## WHAT IS ASKED
Your task is to locate every line holding the string "text" and to copy each of them.

Data items

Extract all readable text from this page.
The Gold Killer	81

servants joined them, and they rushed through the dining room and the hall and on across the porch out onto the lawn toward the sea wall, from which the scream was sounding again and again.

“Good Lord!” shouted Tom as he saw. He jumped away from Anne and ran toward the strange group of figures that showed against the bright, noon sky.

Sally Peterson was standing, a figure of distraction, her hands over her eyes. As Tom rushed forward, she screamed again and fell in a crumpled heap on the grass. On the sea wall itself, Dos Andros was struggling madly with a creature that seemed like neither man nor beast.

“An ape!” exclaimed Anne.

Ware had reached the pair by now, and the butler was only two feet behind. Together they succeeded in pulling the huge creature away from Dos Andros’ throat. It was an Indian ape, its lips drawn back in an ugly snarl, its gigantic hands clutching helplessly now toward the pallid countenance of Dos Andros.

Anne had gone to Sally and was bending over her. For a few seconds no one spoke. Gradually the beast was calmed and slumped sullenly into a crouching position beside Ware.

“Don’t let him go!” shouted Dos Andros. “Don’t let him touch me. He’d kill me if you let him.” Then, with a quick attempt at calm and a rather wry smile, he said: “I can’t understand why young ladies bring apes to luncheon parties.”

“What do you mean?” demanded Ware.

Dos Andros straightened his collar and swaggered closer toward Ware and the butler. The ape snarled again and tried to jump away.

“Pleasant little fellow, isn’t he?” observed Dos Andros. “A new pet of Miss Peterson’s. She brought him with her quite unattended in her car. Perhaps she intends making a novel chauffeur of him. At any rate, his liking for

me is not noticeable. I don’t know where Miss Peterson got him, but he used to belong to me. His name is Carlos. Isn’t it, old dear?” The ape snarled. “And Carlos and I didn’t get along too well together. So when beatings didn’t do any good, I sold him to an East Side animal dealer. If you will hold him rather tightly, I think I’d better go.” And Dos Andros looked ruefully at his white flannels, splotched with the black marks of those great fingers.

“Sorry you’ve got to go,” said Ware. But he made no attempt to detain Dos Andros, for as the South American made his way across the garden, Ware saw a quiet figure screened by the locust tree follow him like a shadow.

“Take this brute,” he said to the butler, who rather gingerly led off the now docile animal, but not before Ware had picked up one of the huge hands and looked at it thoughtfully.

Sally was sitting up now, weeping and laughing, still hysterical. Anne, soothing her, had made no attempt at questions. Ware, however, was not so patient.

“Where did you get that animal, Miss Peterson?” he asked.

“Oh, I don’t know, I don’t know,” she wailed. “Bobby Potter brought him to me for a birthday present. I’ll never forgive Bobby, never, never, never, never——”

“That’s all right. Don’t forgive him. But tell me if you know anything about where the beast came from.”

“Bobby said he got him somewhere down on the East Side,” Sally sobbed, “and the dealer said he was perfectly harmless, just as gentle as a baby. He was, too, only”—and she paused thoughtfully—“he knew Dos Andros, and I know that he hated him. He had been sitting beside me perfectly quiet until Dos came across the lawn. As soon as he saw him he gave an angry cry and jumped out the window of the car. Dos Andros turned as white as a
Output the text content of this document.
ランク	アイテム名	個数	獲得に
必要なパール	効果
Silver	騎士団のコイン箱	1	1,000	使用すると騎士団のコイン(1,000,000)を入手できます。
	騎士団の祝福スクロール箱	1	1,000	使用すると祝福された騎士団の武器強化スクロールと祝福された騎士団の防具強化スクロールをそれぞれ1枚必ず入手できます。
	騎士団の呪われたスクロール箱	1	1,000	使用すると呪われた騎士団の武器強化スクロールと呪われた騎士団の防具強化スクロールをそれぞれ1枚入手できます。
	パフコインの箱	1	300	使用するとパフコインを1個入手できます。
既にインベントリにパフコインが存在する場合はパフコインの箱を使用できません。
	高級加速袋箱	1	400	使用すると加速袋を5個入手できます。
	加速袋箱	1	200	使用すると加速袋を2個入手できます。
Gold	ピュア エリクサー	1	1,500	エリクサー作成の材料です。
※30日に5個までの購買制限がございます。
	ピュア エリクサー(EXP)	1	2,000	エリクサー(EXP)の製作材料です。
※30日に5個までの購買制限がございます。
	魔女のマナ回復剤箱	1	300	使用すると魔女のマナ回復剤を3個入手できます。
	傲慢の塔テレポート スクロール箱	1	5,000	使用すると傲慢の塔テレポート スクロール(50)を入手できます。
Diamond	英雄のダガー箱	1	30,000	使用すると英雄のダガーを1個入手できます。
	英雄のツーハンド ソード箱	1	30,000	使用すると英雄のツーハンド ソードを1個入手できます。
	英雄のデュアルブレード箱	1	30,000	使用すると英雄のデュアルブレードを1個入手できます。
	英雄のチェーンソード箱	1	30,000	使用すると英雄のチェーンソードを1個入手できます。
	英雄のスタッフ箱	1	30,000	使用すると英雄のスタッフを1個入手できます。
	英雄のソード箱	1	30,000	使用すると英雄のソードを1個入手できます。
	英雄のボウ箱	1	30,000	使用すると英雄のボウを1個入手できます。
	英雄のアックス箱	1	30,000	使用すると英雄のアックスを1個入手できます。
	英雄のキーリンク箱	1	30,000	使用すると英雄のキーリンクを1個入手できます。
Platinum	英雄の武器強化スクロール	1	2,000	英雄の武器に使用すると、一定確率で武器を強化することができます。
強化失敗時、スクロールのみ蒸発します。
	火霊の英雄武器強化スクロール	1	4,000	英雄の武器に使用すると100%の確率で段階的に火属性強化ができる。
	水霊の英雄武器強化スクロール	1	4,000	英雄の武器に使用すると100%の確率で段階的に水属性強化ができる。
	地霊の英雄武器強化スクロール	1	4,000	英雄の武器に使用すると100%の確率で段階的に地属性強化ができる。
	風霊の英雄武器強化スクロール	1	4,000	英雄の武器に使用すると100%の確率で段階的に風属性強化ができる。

## REPLY TO THE TASK
Extract all readable text from this page.
Output the text content of this document.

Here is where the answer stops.